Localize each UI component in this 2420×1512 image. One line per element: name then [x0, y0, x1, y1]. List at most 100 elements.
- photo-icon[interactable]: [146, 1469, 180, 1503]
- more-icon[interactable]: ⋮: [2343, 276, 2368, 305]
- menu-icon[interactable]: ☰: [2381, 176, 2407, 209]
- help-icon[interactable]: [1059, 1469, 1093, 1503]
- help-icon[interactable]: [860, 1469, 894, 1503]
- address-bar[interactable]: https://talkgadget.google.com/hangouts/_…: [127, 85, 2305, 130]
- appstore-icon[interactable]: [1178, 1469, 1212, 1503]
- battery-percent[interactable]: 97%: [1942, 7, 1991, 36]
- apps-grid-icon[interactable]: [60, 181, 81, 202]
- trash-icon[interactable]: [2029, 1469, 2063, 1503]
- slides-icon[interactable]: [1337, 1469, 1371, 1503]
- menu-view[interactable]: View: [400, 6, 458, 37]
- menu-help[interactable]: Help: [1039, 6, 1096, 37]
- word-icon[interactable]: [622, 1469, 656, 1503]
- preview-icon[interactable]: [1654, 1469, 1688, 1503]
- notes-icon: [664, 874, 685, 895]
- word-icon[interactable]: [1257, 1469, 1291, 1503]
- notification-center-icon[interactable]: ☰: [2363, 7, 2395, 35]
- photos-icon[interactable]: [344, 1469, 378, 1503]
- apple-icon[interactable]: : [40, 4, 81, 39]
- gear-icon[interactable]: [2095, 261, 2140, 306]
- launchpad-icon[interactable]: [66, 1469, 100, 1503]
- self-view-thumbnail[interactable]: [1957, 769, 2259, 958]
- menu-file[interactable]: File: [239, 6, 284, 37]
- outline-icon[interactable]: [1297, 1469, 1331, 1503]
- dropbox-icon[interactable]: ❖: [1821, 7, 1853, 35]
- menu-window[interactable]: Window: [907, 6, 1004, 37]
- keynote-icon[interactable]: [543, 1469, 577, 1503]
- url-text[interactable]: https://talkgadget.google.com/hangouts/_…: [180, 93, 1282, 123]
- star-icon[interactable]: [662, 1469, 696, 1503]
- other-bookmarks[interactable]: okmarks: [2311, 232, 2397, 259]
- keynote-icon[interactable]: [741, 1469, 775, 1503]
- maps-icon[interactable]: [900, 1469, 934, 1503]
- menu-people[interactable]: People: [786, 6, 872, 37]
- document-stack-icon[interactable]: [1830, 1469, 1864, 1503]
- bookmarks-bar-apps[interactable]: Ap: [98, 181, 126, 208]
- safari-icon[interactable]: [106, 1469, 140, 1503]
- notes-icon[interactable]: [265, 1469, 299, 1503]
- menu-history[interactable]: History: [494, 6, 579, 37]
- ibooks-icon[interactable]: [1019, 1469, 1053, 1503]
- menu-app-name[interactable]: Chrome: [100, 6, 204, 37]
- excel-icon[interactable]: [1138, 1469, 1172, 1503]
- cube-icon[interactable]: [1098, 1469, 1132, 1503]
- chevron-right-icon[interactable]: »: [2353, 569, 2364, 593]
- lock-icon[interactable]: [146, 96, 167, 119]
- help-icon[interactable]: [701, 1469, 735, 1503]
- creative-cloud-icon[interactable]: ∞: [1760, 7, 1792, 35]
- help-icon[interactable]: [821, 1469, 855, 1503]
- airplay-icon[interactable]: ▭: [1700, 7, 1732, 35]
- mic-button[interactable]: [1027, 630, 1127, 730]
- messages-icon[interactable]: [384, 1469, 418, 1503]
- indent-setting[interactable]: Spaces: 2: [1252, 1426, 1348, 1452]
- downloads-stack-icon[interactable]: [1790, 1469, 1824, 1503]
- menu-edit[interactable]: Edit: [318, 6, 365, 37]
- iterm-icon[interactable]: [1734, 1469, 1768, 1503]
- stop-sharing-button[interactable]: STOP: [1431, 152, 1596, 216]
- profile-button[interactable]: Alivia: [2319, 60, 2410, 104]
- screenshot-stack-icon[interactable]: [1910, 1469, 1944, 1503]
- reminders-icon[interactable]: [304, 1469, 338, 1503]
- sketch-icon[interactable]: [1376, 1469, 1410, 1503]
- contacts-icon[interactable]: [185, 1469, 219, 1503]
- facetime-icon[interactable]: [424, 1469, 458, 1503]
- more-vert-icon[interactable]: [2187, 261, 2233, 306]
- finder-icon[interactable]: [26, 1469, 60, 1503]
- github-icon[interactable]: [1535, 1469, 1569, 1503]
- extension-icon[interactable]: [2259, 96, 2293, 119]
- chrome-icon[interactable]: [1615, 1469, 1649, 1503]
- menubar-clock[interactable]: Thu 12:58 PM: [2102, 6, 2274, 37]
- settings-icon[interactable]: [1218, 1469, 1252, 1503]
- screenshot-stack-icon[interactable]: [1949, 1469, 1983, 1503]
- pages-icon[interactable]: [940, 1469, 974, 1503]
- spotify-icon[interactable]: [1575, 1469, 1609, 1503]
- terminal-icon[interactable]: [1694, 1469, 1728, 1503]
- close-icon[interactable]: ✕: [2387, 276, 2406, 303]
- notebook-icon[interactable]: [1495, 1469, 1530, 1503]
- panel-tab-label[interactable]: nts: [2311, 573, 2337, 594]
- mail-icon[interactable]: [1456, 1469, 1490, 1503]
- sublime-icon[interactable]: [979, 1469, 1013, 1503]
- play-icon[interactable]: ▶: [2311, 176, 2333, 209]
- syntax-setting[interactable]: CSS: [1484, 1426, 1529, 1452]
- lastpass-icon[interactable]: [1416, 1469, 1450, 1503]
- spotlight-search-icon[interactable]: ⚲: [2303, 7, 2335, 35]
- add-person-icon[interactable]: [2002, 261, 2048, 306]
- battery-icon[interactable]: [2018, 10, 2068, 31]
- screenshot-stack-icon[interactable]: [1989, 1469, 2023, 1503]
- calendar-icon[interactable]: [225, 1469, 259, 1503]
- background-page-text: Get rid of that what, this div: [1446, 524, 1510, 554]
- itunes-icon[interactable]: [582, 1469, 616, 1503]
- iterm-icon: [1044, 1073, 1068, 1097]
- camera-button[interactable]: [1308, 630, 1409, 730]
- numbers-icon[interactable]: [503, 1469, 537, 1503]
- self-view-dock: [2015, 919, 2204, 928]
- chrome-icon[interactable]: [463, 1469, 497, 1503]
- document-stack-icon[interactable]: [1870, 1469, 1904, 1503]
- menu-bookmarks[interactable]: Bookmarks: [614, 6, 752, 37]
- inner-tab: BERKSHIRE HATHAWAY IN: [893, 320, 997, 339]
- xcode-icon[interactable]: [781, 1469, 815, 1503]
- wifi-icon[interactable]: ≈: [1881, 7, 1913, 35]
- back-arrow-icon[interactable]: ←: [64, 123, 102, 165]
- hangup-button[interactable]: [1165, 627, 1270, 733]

...

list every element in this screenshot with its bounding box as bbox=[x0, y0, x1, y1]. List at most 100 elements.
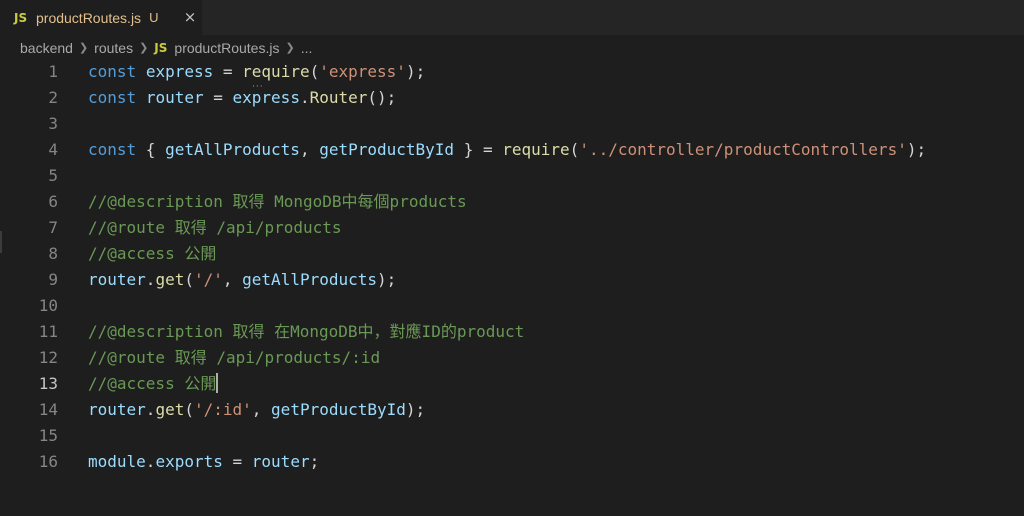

YOUR INSTRUCTIONS: Can you copy out the lines from the one containing "Localize each UI" through the one containing "85, 2305, 130]", both included, with every bounding-box coordinate multiplied by 0.7 and rounded to a whole number, halves rounded up? Every other number stays unchanged.

WRITTEN SOLUTION:
Localize each UI component in this 2420×1512 image. One line per element: name then [x0, y0, x1, y1]. List at most 100 elements.
- photo-icon[interactable]: [102, 1028, 126, 1052]
- more-icon[interactable]: ⋮: [1640, 193, 1658, 214]
- menu-icon[interactable]: ☰: [1667, 123, 1685, 146]
- help-icon[interactable]: [741, 1028, 765, 1052]
- help-icon[interactable]: [602, 1028, 626, 1052]
- address-bar[interactable]: https://talkgadget.google.com/hangouts/_…: [89, 60, 1614, 91]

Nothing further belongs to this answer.